#### EXERCISE TASK:
Transcribe the material below exactly as it appears.

══ INPUT MATERIAL ══

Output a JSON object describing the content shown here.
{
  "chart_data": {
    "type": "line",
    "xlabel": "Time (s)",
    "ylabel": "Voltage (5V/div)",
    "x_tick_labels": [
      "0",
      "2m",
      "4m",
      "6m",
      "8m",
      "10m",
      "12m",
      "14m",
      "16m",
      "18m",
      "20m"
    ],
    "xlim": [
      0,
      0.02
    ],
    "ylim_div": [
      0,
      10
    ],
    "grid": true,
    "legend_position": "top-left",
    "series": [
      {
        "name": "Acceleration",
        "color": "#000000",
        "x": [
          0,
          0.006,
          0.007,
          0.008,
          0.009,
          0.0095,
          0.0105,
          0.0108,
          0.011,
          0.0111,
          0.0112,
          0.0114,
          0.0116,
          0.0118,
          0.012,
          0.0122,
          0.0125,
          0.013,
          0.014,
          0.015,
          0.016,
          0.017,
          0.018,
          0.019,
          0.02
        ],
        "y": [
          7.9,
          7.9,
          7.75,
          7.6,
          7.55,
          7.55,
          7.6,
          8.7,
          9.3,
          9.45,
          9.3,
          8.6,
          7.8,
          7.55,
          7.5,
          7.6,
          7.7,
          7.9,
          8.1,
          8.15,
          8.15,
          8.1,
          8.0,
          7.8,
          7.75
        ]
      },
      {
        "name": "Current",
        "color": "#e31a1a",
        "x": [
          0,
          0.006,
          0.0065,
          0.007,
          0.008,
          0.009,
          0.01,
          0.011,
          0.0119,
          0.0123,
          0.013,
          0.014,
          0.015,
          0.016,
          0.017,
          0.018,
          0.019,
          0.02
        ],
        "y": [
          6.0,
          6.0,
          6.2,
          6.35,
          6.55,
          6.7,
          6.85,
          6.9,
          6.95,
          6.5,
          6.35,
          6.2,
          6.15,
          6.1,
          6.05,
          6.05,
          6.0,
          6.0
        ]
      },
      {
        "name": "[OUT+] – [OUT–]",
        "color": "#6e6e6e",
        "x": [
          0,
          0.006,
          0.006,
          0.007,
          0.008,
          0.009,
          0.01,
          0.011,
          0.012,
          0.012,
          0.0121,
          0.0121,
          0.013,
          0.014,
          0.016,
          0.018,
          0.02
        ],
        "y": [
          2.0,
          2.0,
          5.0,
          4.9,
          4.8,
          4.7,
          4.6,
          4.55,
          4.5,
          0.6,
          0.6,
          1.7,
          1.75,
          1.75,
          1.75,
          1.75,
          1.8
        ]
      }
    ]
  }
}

═══

#### RESULT OF THE TASK:
Output a JSON object describing the content shown here.
{
  "chart_data": {
    "type": "line",
    "xlabel": "Time (s)",
    "ylabel": "Voltage (5V/div)",
    "x_tick_labels": [
      "0",
      "2m",
      "4m",
      "6m",
      "8m",
      "10m",
      "12m",
      "14m",
      "16m",
      "18m",
      "20m"
    ],
    "xlim": [
      0,
      0.02
    ],
    "ylim_div": [
      0,
      10
    ],
    "grid": true,
    "legend_position": "top-left",
    "series": [
      {
        "name": "Acceleration",
        "color": "#000000",
        "x": [
          0,
          0.006,
          0.007,
          0.008,
          0.009,
          0.0095,
          0.0105,
          0.0108,
          0.011,
          0.0111,
          0.0112,
          0.0114,
          0.0116,
          0.0118,
          0.012,
          0.0122,
          0.0125,
          0.013,
          0.014,
          0.015,
          0.016,
          0.017,
          0.018,
          0.019,
          0.02
        ],
        "y": [
          7.9,
          7.9,
          7.75,
          7.6,
          7.55,
          7.55,
          7.6,
          8.7,
          9.3,
          9.45,
          9.3,
          8.6,
          7.8,
          7.55,
          7.5,
          7.6,
          7.7,
          7.9,
          8.1,
          8.15,
          8.15,
          8.1,
          8.0,
          7.8,
          7.75
        ]
      },
      {
        "name": "Current",
        "color": "#e31a1a",
        "x": [
          0,
          0.006,
          0.0065,
          0.007,
          0.008,
          0.009,
          0.01,
          0.011,
          0.0119,
          0.0123,
          0.013,
          0.014,
          0.015,
          0.016,
          0.017,
          0.018,
          0.019,
          0.02
        ],
        "y": [
          6.0,
          6.0,
          6.2,
          6.35,
          6.55,
          6.7,
          6.85,
          6.9,
          6.95,
          6.5,
          6.35,
          6.2,
          6.15,
          6.1,
          6.05,
          6.05,
          6.0,
          6.0
        ]
      },
      {
        "name": "[OUT+] – [OUT–]",
        "color": "#6e6e6e",
        "x": [
          0,
          0.006,
          0.006,
          0.007,
          0.008,
          0.009,
          0.01,
          0.011,
          0.012,
          0.012,
          0.0121,
          0.0121,
          0.013,
          0.014,
          0.016,
          0.018,
          0.02
        ],
        "y": [
          2.0,
          2.0,
          5.0,
          4.9,
          4.8,
          4.7,
          4.6,
          4.55,
          4.5,
          0.6,
          0.6,
          1.7,
          1.75,
          1.75,
          1.75,
          1.75,
          1.8
        ]
      }
    ]
  }
}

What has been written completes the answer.